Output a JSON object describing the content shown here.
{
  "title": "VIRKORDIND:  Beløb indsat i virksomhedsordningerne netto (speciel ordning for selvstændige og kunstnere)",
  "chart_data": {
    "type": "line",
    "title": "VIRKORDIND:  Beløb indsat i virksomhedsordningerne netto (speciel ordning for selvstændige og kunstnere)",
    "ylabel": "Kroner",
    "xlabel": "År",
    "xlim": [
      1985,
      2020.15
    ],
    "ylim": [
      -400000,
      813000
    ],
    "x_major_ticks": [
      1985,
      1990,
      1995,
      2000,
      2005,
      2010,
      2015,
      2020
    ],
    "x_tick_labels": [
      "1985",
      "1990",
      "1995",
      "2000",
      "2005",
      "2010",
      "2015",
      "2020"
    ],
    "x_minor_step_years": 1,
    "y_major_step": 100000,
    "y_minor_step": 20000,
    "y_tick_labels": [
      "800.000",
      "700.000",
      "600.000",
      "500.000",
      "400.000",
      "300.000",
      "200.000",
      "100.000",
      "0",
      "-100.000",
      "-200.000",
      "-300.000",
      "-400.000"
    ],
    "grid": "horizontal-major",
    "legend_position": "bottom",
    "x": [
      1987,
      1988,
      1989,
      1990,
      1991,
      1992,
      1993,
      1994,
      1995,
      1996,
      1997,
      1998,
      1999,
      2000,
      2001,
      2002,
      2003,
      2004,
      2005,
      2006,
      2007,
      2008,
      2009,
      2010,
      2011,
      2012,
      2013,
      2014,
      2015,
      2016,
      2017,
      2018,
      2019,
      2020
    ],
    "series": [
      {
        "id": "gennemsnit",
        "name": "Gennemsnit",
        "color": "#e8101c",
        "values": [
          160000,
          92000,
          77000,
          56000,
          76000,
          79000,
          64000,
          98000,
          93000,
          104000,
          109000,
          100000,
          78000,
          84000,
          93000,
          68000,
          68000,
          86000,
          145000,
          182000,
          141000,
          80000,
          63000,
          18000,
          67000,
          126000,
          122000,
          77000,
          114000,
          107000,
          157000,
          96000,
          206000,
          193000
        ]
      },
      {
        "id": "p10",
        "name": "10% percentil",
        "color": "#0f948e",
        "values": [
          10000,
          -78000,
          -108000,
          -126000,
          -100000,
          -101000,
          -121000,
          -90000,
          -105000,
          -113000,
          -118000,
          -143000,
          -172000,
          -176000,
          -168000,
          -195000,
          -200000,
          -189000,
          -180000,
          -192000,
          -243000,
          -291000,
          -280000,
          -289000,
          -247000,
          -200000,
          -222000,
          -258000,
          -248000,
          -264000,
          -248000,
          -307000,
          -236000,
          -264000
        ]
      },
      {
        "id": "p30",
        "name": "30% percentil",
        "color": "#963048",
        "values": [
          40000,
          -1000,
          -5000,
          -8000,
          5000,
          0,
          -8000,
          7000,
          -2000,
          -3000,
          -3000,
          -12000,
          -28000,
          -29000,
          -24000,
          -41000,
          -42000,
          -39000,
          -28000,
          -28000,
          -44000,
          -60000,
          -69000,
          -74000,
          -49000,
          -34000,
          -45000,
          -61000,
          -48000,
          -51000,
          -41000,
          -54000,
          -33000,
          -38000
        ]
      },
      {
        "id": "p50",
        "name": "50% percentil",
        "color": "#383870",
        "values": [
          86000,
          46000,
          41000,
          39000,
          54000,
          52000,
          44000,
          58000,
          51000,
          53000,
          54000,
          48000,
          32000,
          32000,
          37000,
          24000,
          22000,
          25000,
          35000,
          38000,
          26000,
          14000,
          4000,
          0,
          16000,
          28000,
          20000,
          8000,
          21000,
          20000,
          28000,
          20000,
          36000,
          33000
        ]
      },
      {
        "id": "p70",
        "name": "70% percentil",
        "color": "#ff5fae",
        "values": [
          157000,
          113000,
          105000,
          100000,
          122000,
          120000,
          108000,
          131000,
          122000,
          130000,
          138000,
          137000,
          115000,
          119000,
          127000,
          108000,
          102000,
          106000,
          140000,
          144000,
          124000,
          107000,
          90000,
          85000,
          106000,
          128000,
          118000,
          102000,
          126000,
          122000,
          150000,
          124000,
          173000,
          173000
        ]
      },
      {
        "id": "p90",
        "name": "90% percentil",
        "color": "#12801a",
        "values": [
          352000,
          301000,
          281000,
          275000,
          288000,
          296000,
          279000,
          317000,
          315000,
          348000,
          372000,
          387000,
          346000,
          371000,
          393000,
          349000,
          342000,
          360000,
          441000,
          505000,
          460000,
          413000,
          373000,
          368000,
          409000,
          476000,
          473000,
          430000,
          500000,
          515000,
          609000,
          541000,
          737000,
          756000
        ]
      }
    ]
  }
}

○ ○ ○ ○

*What is expected*
Transcribe all lines as written.

*Task solution*
Output a JSON object describing the content shown here.
{
  "title": "VIRKORDIND:  Beløb indsat i virksomhedsordningerne netto (speciel ordning for selvstændige og kunstnere)",
  "chart_data": {
    "type": "line",
    "title": "VIRKORDIND:  Beløb indsat i virksomhedsordningerne netto (speciel ordning for selvstændige og kunstnere)",
    "ylabel": "Kroner",
    "xlabel": "År",
    "xlim": [
      1985,
      2020.15
    ],
    "ylim": [
      -400000,
      813000
    ],
    "x_major_ticks": [
      1985,
      1990,
      1995,
      2000,
      2005,
      2010,
      2015,
      2020
    ],
    "x_tick_labels": [
      "1985",
      "1990",
      "1995",
      "2000",
      "2005",
      "2010",
      "2015",
      "2020"
    ],
    "x_minor_step_years": 1,
    "y_major_step": 100000,
    "y_minor_step": 20000,
    "y_tick_labels": [
      "800.000",
      "700.000",
      "600.000",
      "500.000",
      "400.000",
      "300.000",
      "200.000",
      "100.000",
      "0",
      "-100.000",
      "-200.000",
      "-300.000",
      "-400.000"
    ],
    "grid": "horizontal-major",
    "legend_position": "bottom",
    "x": [
      1987,
      1988,
      1989,
      1990,
      1991,
      1992,
      1993,
      1994,
      1995,
      1996,
      1997,
      1998,
      1999,
      2000,
      2001,
      2002,
      2003,
      2004,
      2005,
      2006,
      2007,
      2008,
      2009,
      2010,
      2011,
      2012,
      2013,
      2014,
      2015,
      2016,
      2017,
      2018,
      2019,
      2020
    ],
    "series": [
      {
        "id": "gennemsnit",
        "name": "Gennemsnit",
        "color": "#e8101c",
        "values": [
          160000,
          92000,
          77000,
          56000,
          76000,
          79000,
          64000,
          98000,
          93000,
          104000,
          109000,
          100000,
          78000,
          84000,
          93000,
          68000,
          68000,
          86000,
          145000,
          182000,
          141000,
          80000,
          63000,
          18000,
          67000,
          126000,
          122000,
          77000,
          114000,
          107000,
          157000,
          96000,
          206000,
          193000
        ]
      },
      {
        "id": "p10",
        "name": "10% percentil",
        "color": "#0f948e",
        "values": [
          10000,
          -78000,
          -108000,
          -126000,
          -100000,
          -101000,
          -121000,
          -90000,
          -105000,
          -113000,
          -118000,
          -143000,
          -172000,
          -176000,
          -168000,
          -195000,
          -200000,
          -189000,
          -180000,
          -192000,
          -243000,
          -291000,
          -280000,
          -289000,
          -247000,
          -200000,
          -222000,
          -258000,
          -248000,
          -264000,
          -248000,
          -307000,
          -236000,
          -264000
        ]
      },
      {
        "id": "p30",
        "name": "30% percentil",
        "color": "#963048",
        "values": [
          40000,
          -1000,
          -5000,
          -8000,
          5000,
          0,
          -8000,
          7000,
          -2000,
          -3000,
          -3000,
          -12000,
          -28000,
          -29000,
          -24000,
          -41000,
          -42000,
          -39000,
          -28000,
          -28000,
          -44000,
          -60000,
          -69000,
          -74000,
          -49000,
          -34000,
          -45000,
          -61000,
          -48000,
          -51000,
          -41000,
          -54000,
          -33000,
          -38000
        ]
      },
      {
        "id": "p50",
        "name": "50% percentil",
        "color": "#383870",
        "values": [
          86000,
          46000,
          41000,
          39000,
          54000,
          52000,
          44000,
          58000,
          51000,
          53000,
          54000,
          48000,
          32000,
          32000,
          37000,
          24000,
          22000,
          25000,
          35000,
          38000,
          26000,
          14000,
          4000,
          0,
          16000,
          28000,
          20000,
          8000,
          21000,
          20000,
          28000,
          20000,
          36000,
          33000
        ]
      },
      {
        "id": "p70",
        "name": "70% percentil",
        "color": "#ff5fae",
        "values": [
          157000,
          113000,
          105000,
          100000,
          122000,
          120000,
          108000,
          131000,
          122000,
          130000,
          138000,
          137000,
          115000,
          119000,
          127000,
          108000,
          102000,
          106000,
          140000,
          144000,
          124000,
          107000,
          90000,
          85000,
          106000,
          128000,
          118000,
          102000,
          126000,
          122000,
          150000,
          124000,
          173000,
          173000
        ]
      },
      {
        "id": "p90",
        "name": "90% percentil",
        "color": "#12801a",
        "values": [
          352000,
          301000,
          281000,
          275000,
          288000,
          296000,
          279000,
          317000,
          315000,
          348000,
          372000,
          387000,
          346000,
          371000,
          393000,
          349000,
          342000,
          360000,
          441000,
          505000,
          460000,
          413000,
          373000,
          368000,
          409000,
          476000,
          473000,
          430000,
          500000,
          515000,
          609000,
          541000,
          737000,
          756000
        ]
      }
    ]
  }
}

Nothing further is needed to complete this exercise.